-- Start TASK INPUTS --
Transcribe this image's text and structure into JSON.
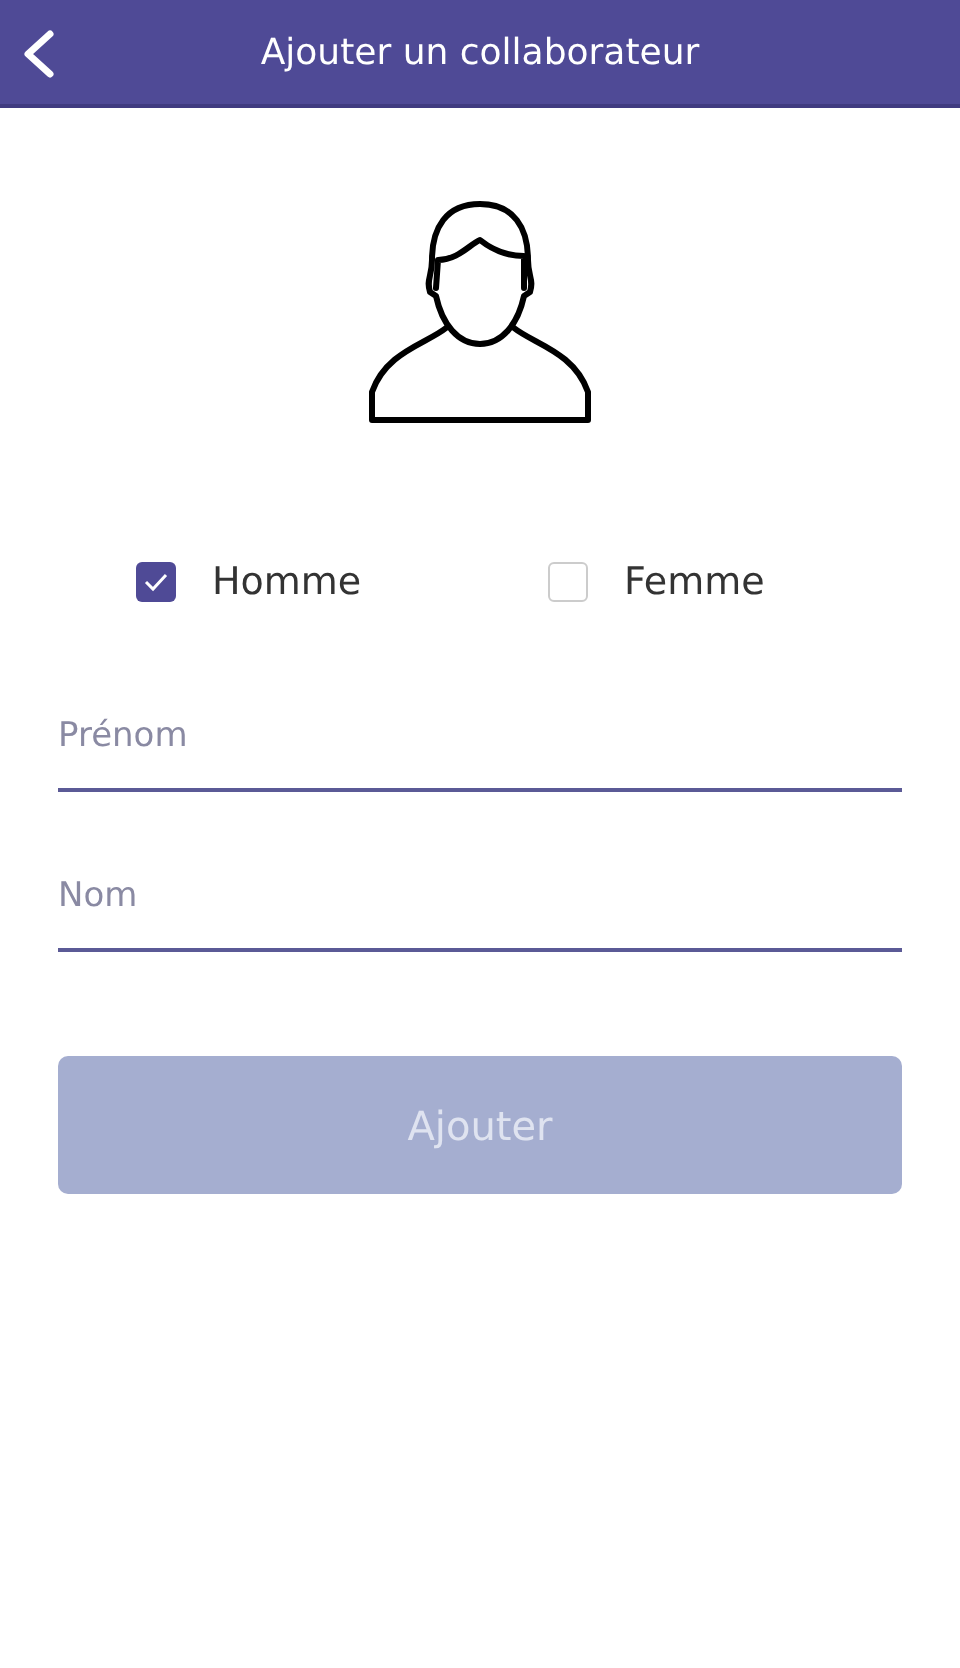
{
  "header": {
    "title": "Ajouter un collaborateur"
  },
  "gender_options": [
    {
      "label": "Homme",
      "checked": true
    },
    {
      "label": "Femme",
      "checked": false
    }
  ],
  "fields": [
    {
      "placeholder": "Prénom"
    },
    {
      "placeholder": "Nom"
    }
  ],
  "submit": {
    "label": "Ajouter",
    "disabled": true
  }
}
-- End TASK INPUTS --
* _GIVEN REQUEST_
Reproduce every record word for word. The copy must contain no pictures.

* _OUTPUT FOR THIS TASK_
Transcribe this image's text and structure into JSON.
{
  "header": {
    "title": "Ajouter un collaborateur"
  },
  "gender_options": [
    {
      "label": "Homme",
      "checked": true
    },
    {
      "label": "Femme",
      "checked": false
    }
  ],
  "fields": [
    {
      "placeholder": "Prénom"
    },
    {
      "placeholder": "Nom"
    }
  ],
  "submit": {
    "label": "Ajouter",
    "disabled": true
  }
}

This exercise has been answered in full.